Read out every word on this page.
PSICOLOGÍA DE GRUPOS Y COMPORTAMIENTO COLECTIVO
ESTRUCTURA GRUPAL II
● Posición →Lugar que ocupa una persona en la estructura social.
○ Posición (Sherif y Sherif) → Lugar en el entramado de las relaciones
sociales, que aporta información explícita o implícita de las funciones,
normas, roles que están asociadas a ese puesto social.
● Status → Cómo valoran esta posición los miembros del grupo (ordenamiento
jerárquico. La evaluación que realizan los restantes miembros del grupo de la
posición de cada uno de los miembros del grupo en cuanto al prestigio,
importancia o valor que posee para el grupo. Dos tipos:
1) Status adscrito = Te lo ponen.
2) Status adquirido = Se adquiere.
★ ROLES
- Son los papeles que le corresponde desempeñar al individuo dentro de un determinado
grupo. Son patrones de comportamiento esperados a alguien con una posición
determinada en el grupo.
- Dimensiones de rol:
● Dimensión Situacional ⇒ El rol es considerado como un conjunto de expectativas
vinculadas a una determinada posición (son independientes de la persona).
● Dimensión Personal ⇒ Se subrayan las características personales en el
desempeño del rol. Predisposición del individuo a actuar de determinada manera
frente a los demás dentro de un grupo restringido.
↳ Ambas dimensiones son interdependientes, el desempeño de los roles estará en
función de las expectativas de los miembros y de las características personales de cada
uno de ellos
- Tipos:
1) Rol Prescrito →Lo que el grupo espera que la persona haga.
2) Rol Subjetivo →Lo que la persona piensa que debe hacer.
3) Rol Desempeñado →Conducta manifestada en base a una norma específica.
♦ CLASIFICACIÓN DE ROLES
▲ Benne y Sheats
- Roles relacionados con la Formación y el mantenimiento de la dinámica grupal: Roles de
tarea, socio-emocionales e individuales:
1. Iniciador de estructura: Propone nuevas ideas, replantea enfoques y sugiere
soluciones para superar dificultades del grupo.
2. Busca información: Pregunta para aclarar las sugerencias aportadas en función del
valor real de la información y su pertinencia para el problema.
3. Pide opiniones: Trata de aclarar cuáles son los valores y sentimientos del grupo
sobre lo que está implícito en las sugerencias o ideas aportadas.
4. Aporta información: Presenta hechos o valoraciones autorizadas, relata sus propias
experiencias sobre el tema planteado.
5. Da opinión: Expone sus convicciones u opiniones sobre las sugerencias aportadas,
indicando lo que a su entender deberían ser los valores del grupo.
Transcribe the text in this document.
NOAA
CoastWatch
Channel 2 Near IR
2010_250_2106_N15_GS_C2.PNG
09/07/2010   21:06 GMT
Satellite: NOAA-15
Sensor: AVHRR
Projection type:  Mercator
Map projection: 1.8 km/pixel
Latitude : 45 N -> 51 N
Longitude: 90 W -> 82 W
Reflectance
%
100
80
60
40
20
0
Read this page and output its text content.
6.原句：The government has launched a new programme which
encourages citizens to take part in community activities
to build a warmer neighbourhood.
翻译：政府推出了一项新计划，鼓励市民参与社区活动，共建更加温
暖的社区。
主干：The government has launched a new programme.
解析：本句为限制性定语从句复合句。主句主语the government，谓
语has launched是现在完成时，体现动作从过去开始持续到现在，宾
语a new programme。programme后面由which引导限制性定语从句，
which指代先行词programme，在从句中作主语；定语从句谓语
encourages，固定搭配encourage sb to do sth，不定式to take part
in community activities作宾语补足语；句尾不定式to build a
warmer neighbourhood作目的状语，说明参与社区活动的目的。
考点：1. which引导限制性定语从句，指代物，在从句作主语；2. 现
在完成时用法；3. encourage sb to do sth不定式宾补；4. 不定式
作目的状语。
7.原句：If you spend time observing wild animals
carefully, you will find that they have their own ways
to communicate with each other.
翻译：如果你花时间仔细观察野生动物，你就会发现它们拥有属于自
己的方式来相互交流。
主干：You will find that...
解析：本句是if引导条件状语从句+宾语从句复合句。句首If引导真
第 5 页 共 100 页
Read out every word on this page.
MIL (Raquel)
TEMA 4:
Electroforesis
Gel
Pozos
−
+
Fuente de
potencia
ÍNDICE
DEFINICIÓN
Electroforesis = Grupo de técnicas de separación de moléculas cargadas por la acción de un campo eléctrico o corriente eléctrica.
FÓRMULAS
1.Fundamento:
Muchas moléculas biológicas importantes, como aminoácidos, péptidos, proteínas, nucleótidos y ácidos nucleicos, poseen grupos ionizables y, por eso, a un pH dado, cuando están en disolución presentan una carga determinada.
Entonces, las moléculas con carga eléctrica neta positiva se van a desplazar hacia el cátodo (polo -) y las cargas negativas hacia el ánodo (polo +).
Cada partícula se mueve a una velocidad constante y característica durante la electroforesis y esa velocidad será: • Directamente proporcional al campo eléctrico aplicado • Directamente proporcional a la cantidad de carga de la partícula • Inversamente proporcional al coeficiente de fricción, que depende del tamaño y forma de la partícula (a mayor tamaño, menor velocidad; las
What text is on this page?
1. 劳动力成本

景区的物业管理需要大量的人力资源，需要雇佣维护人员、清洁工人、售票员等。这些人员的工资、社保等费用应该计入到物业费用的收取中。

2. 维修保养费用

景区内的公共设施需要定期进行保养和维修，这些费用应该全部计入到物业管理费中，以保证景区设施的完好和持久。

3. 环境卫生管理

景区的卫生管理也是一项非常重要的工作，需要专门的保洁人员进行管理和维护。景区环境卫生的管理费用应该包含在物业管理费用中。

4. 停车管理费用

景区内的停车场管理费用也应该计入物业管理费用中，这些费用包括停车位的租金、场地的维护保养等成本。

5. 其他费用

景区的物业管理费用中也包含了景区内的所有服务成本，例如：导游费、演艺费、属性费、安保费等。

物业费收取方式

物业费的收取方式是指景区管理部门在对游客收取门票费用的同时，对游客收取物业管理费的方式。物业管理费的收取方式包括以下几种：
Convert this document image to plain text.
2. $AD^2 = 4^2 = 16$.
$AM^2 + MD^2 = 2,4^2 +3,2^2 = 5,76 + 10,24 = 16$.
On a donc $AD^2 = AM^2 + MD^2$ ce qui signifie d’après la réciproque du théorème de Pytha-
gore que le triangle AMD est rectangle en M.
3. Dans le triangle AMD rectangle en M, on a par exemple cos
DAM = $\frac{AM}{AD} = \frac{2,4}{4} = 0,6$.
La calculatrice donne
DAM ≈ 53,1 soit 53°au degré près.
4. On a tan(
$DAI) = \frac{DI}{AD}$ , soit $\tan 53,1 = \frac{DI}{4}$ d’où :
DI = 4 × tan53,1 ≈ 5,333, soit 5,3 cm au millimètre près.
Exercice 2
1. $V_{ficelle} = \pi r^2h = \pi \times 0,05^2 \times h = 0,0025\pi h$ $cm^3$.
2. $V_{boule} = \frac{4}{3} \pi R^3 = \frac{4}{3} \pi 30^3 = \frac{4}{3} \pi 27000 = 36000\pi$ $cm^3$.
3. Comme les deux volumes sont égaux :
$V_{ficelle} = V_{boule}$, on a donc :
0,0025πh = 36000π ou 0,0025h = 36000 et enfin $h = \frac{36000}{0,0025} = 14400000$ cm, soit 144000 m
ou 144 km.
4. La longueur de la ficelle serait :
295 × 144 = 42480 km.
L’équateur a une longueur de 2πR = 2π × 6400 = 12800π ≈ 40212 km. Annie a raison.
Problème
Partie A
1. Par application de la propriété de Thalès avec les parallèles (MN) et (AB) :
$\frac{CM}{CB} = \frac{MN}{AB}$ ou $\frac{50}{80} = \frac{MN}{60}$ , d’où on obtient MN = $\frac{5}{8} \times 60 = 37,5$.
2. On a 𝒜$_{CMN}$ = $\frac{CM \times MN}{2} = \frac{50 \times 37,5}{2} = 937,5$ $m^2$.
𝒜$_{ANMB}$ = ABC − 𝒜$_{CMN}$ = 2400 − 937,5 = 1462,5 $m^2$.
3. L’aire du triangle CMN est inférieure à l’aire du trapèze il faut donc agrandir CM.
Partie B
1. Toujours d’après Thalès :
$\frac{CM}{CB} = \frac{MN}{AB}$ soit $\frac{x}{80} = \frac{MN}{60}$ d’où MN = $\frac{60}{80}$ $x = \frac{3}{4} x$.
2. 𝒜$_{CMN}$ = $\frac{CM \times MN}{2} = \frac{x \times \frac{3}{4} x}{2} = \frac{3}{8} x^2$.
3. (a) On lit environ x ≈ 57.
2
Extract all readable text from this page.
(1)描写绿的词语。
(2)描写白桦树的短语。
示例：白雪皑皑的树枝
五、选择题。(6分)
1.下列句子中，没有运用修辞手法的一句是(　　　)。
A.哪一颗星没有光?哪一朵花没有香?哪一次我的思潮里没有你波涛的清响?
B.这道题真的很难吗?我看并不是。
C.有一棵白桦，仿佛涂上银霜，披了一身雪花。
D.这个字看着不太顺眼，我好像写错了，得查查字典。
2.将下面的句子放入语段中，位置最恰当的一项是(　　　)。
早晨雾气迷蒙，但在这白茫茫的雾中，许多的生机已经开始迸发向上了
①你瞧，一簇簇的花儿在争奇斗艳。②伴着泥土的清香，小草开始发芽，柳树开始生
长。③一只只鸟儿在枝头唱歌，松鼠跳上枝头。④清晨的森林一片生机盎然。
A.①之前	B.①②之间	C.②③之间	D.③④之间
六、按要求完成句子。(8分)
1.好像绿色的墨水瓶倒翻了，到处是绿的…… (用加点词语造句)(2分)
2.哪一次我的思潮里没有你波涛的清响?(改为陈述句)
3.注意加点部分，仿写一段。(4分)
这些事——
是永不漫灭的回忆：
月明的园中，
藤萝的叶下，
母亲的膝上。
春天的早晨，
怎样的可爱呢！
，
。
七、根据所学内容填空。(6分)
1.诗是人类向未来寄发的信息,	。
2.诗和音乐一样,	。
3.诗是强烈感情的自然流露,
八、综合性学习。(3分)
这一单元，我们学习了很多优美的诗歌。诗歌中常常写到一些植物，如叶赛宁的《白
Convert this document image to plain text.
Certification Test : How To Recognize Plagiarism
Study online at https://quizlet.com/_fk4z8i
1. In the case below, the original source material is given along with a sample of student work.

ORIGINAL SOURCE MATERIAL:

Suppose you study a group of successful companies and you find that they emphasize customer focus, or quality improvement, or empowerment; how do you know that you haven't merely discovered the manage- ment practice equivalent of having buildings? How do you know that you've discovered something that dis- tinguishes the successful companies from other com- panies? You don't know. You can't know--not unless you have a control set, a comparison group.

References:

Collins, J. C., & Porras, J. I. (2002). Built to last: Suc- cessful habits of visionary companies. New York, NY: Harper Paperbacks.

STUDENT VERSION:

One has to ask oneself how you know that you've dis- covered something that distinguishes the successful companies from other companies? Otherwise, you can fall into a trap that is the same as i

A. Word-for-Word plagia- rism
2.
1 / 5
——
The problem
Look through the material above and pick out each line holding the word "opiniones".

Task response
3. Pide opiniones: Trata de aclarar cuáles son los valores y sentimientos del grupo
5. Da opinión: Expone sus convicciones u opiniones sobre las sugerencias aportadas,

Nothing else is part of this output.